TASK INSTRUCTIONS -
1. Repeat from the passage on iron absorption, starting with "It should be" and going on through "well established (33).".
2. For each statement below, say whether the passage on iron absorption supports it, answering yes or no and quoting the words of the passage that decide it. (a) AA works well as an iron absorption promoter in bread. (b) The present study measured the phytic acid content of its flour. (c) The study used wheat flour of 70% extraction.

======== DOCUMENT PASSAGE

It has been shown that the low bioavailability of iron in the diet is the principal cause of the high prevalence of anemia in third-world countries (25). Cereals are the principal component of the diet for most of these populations and, therefore, can be used as a vehicle for iron fortification. However, high levels of iron absorption inhibitors such as phytates and tannins present in the diet are one of the most important reasons that have made fortification ineffective.

One approach to reducing the inhibiting effect of phytates and tannins on iron absorption has been to include an enhancing substance such as AA (9). Unfortunately, AA is thermolabile and, in as much, is ineffective as an iron absorption promoter in bread. In addition, it is oxidized during the kneading and baking processes (10-11). Another strategy is to add EDTA, a more stable compound that protects nonheme iron from the effects of iron absorption inhibitors such as phytates and polyphenols (26-28). However, the use of EDTA in iron fortification must be well controlled to not surpass the recommended human intake limits (29, 30). Recently, Fidler et al (31) described erythorbic acid in infant cereal as a strong promoter of nonheme-iron absorption. The addition of erythorbic acid to an infant cereal with 4.1% iron absorption increased the absorption to 2.6 and 4.6 times when it was added at a ratio of erythorbic acid to iron of 2:1 and 4:1, respectively. Unfortunately, those same researchers identified limitations for the use of erythorbic acid in fortification programs because this AA stereoisomer does not have antiscorbutic properties (31).

It should be considered that our study used highly refined wheat flour (70% extraction). Although the phytic acid (myo-inositol-6-phosphate) content was not analyzed in the present study, similar flours usually obtain concentrations of 100 mg/100 g flour (32). The inhibitory effect of phytic acid on the absorption of nonheme iron (33-35) and the inverse relation between the amount of phytic acid in the diet and iron absorption are both well established (33).

================
======== SOURCE INFORMATION

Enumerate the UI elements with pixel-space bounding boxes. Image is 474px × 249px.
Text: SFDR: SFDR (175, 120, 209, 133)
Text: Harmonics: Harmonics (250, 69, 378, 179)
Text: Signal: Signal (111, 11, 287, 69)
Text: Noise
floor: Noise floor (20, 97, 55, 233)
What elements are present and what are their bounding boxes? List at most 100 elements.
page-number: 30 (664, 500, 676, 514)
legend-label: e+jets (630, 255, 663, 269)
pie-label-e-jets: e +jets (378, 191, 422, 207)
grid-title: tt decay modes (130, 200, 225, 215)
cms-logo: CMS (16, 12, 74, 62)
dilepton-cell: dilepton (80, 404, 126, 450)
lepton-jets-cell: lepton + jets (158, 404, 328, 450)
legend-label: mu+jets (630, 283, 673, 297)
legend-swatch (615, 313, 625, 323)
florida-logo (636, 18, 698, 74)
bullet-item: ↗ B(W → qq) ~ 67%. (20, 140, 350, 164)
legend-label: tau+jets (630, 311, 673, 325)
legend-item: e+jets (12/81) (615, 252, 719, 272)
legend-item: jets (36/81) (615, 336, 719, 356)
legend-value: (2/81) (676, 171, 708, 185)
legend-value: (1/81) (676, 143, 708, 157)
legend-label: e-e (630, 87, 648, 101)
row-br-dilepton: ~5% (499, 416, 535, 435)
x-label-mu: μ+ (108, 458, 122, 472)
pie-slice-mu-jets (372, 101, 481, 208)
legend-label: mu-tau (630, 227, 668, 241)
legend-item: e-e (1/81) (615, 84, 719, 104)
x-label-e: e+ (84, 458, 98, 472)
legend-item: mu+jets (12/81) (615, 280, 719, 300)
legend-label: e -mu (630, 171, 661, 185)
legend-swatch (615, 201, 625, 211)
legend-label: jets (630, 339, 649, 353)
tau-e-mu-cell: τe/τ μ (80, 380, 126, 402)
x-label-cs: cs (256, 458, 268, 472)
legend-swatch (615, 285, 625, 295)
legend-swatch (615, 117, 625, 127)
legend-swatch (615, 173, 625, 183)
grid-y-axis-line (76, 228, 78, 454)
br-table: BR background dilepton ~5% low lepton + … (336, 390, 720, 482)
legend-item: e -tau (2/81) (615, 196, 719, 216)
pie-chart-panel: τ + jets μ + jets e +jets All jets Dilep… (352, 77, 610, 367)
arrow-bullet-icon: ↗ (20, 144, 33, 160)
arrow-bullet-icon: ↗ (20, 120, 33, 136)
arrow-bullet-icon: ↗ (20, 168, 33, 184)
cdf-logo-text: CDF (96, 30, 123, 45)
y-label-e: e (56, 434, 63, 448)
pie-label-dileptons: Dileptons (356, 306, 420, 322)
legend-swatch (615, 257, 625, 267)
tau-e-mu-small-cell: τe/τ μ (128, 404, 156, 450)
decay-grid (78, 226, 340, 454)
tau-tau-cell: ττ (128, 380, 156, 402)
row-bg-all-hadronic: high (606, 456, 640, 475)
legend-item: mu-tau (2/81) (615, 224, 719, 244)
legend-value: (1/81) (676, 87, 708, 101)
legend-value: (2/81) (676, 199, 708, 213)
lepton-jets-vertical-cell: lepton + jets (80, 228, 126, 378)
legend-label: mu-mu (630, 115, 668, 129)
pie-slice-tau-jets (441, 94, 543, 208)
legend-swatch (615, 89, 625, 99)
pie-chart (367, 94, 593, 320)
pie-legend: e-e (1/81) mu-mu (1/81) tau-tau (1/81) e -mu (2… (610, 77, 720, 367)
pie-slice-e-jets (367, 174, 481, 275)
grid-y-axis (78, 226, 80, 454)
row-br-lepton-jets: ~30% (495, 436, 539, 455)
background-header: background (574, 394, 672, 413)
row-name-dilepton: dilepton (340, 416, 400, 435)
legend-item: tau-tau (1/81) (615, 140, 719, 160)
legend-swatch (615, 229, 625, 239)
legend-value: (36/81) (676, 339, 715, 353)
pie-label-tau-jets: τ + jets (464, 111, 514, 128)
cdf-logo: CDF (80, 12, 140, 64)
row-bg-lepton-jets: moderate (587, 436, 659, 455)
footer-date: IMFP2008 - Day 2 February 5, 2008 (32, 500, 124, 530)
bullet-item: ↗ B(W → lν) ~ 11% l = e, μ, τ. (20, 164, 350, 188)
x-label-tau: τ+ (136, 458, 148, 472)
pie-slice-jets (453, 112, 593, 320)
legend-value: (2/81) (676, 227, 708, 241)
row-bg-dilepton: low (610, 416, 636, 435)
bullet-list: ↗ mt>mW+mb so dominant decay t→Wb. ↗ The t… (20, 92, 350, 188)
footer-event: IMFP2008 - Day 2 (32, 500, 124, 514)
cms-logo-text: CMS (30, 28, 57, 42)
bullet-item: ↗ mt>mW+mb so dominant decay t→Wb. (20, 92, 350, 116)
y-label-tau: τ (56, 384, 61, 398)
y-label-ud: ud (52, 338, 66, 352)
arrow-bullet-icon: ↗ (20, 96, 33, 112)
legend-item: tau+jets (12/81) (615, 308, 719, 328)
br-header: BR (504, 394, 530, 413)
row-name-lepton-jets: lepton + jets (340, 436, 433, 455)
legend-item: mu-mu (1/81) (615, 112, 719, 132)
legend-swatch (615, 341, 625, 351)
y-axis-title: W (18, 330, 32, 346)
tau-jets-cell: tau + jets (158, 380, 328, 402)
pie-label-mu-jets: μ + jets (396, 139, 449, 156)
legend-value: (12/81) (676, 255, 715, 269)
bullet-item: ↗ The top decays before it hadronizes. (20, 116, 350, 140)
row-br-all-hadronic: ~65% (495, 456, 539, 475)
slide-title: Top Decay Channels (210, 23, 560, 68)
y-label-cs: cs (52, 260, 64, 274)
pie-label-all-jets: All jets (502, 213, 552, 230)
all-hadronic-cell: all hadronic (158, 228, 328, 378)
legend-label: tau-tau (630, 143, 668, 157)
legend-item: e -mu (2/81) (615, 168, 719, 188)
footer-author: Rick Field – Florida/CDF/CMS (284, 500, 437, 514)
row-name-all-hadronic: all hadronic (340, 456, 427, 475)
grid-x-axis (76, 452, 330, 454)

================

SOLUTION LIST -
1.
It should be considered that our study used highly refined wheat flour (70% extraction). Although the phytic acid (myo-inositol-6-phosphate) content was not analyzed in the present study, similar flours usually obtain concentrations of 100 mg/100 g flour (32). The inhibitory effect of phytic acid on the absorption of nonheme iron (33-35) and the inverse relation between the amount of phytic acid in the diet and iron absorption are both well established (33).

2.
(a) No: "AA is thermolabile and, in as much, is ineffective as an iron absorption promoter in bread."
(b) No: "the phytic acid (myo-inositol-6-phosphate) content was not analyzed in the present study"
(c) Yes: "our study used highly refined wheat flour (70% extraction)"